RECORDS FOR PROCESSING.

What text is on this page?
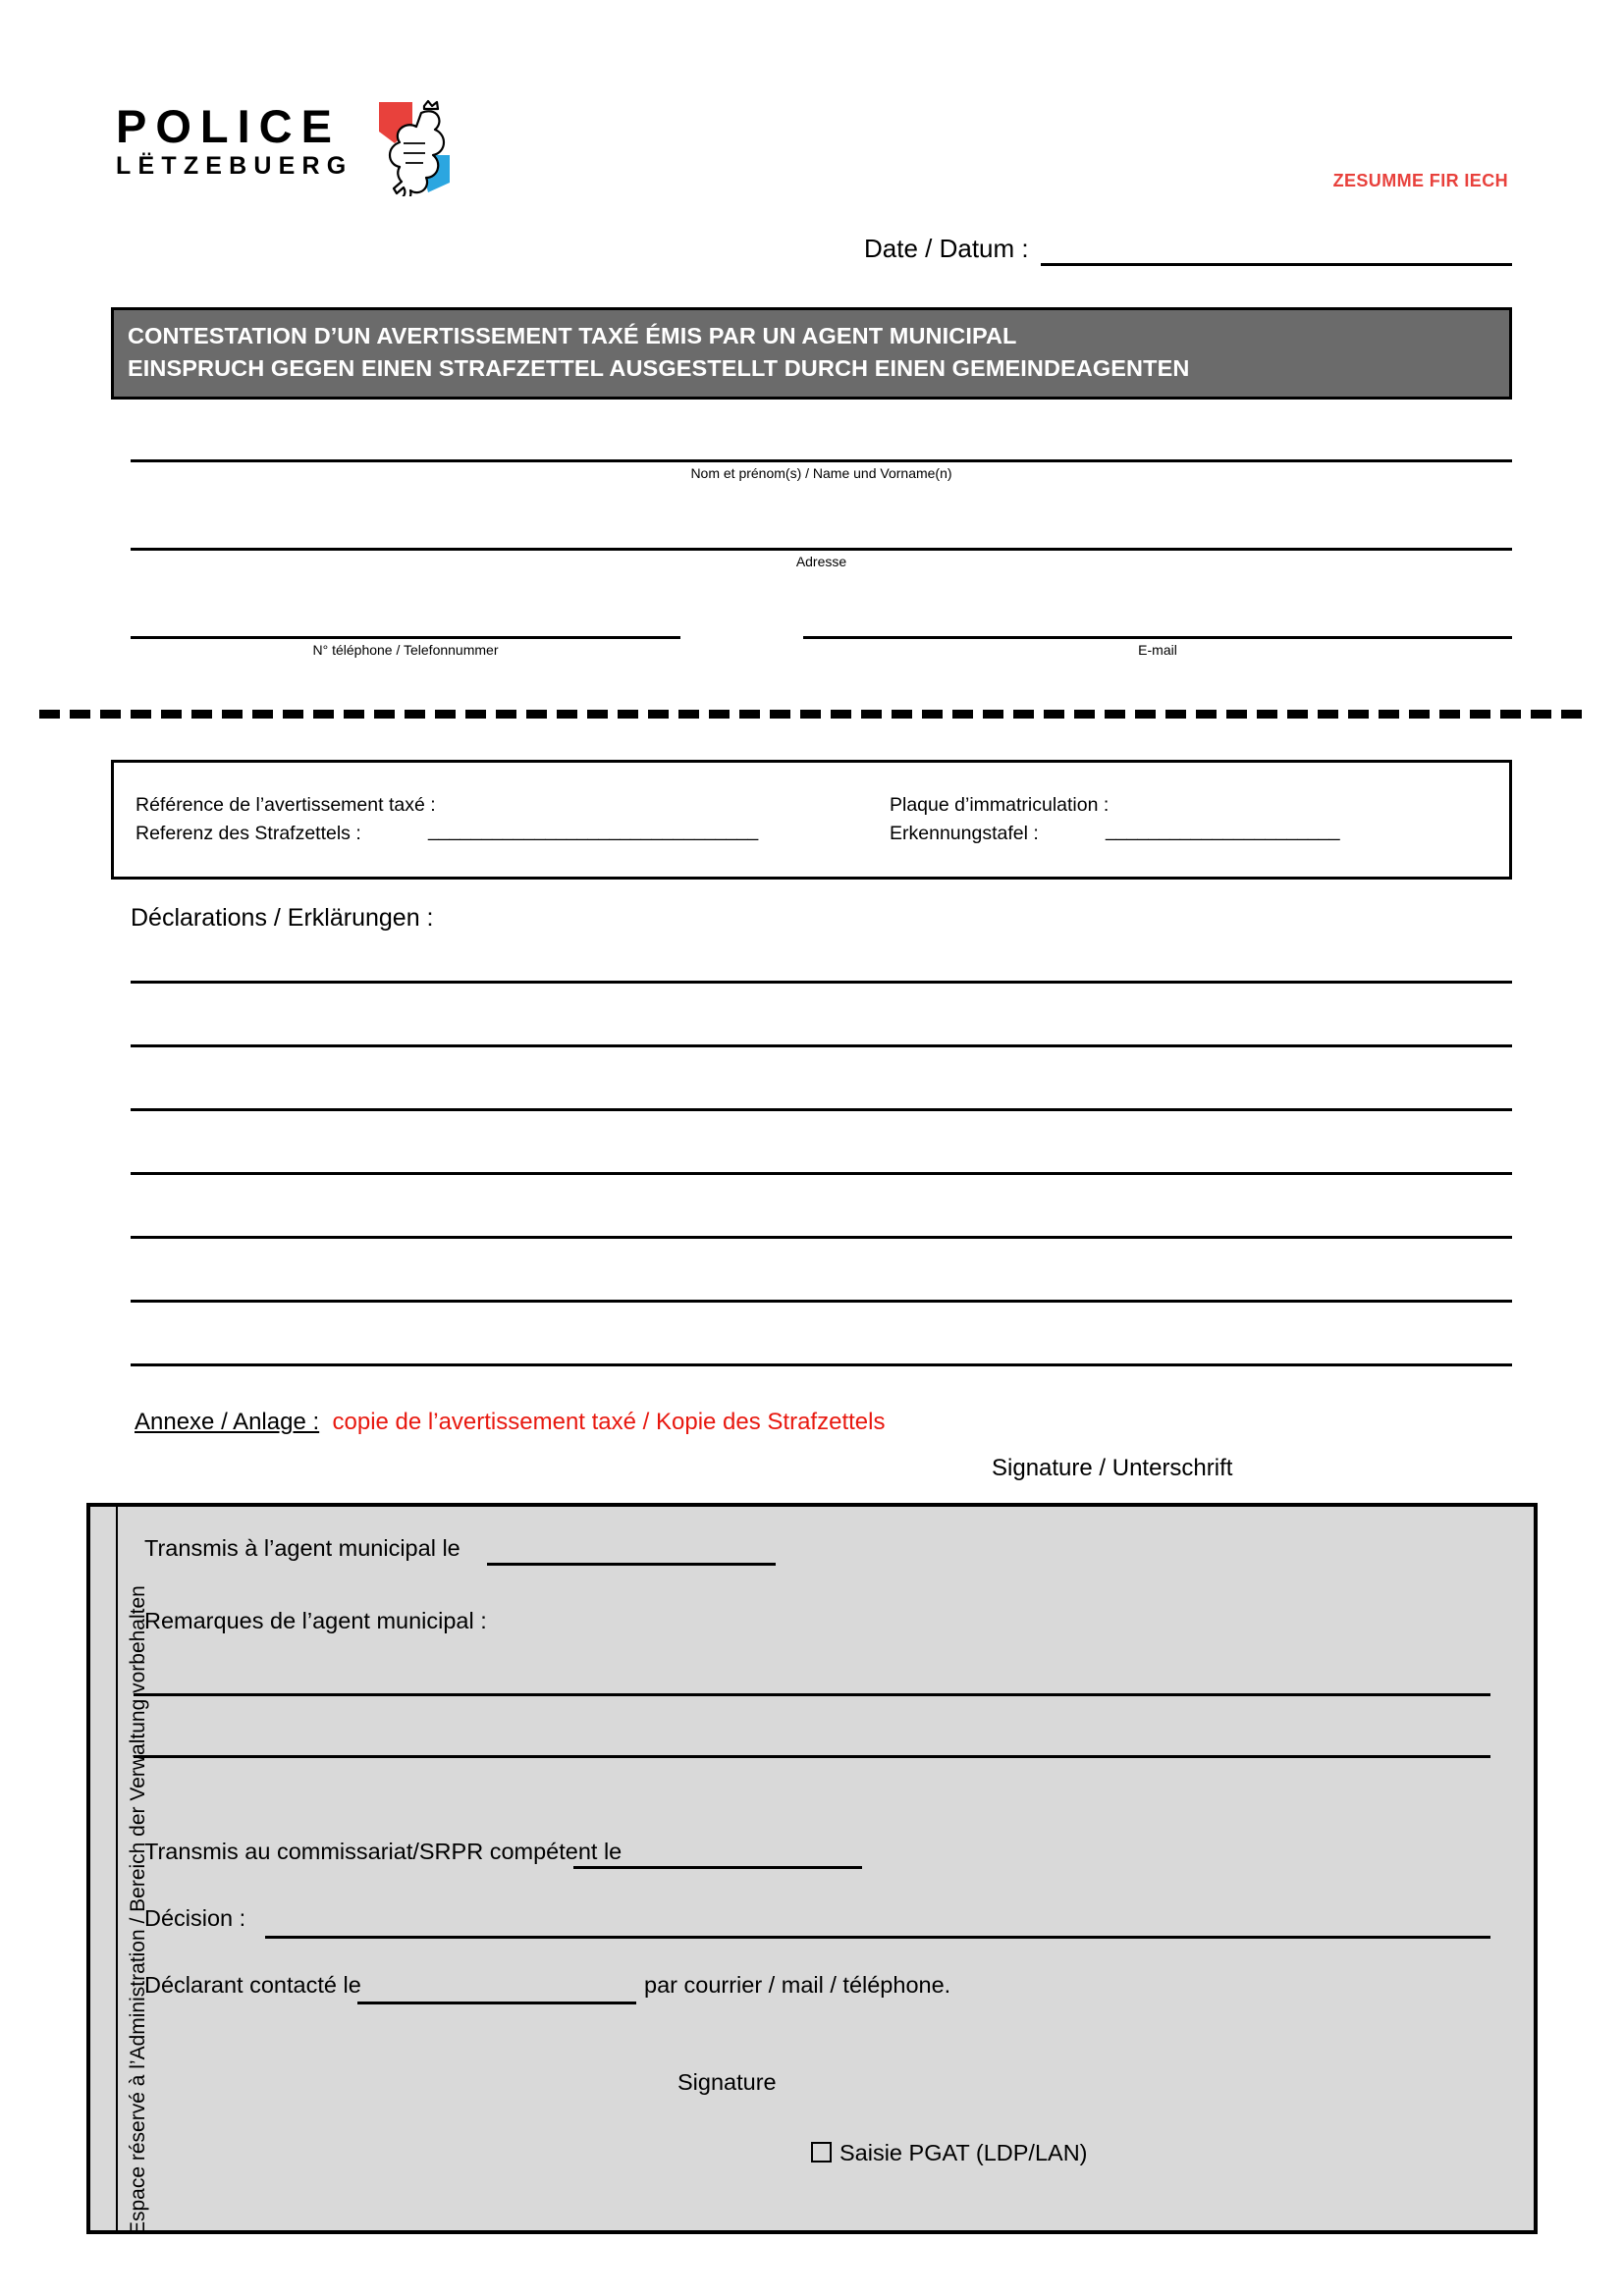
POLICE
LËTZEBUERG
ZESUMME FIR IECH
Date / Datum :
CONTESTATION D’UN AVERTISSEMENT TAXÉ ÉMIS PAR UN AGENT MUNICIPAL
EINSPRUCH GEGEN EINEN STRAFZETTEL AUSGESTELLT DURCH EINEN GEMEINDEAGENTEN
Nom et prénom(s) / Name und Vorname(n)
Adresse
N° téléphone / Telefonnummer	E-mail
Référence de l’avertissement taxé :
Referenz des Strafzettels :	_______________________________
Plaque d’immatriculation :
Erkennungstafel :	______________________
Déclarations / Erklärungen :
Annexe / Anlage : copie de l’avertissement taxé / Kopie des Strafzettels
Signature / Unterschrift
Espace réservé à l’Administration / Bereich der Verwaltung vorbehalten
Transmis à l’agent municipal le
Remarques de l’agent municipal :
Transmis au commissariat/SRPR compétent le
Décision :
Déclarant contacté le	par courrier / mail / téléphone.
Signature
Saisie PGAT (LDP/LAN)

TASK DETAILS. Repeat the data in full and exactly. Omit pictures.

EXERCISE SOLUTION.
What text is on this page?
POLICE
LËTZEBUERG
ZESUMME FIR IECH
Date / Datum :
CONTESTATION D’UN AVERTISSEMENT TAXÉ ÉMIS PAR UN AGENT MUNICIPAL
EINSPRUCH GEGEN EINEN STRAFZETTEL AUSGESTELLT DURCH EINEN GEMEINDEAGENTEN
Nom et prénom(s) / Name und Vorname(n)
Adresse
N° téléphone / Telefonnummer	E-mail
Référence de l’avertissement taxé :
Referenz des Strafzettels :	_______________________________
Plaque d’immatriculation :
Erkennungstafel :	______________________
Déclarations / Erklärungen :
Annexe / Anlage : copie de l’avertissement taxé / Kopie des Strafzettels
Signature / Unterschrift
Espace réservé à l’Administration / Bereich der Verwaltung vorbehalten
Transmis à l’agent municipal le
Remarques de l’agent municipal :
Transmis au commissariat/SRPR compétent le
Décision :
Déclarant contacté le	par courrier / mail / téléphone.
Signature
Saisie PGAT (LDP/LAN)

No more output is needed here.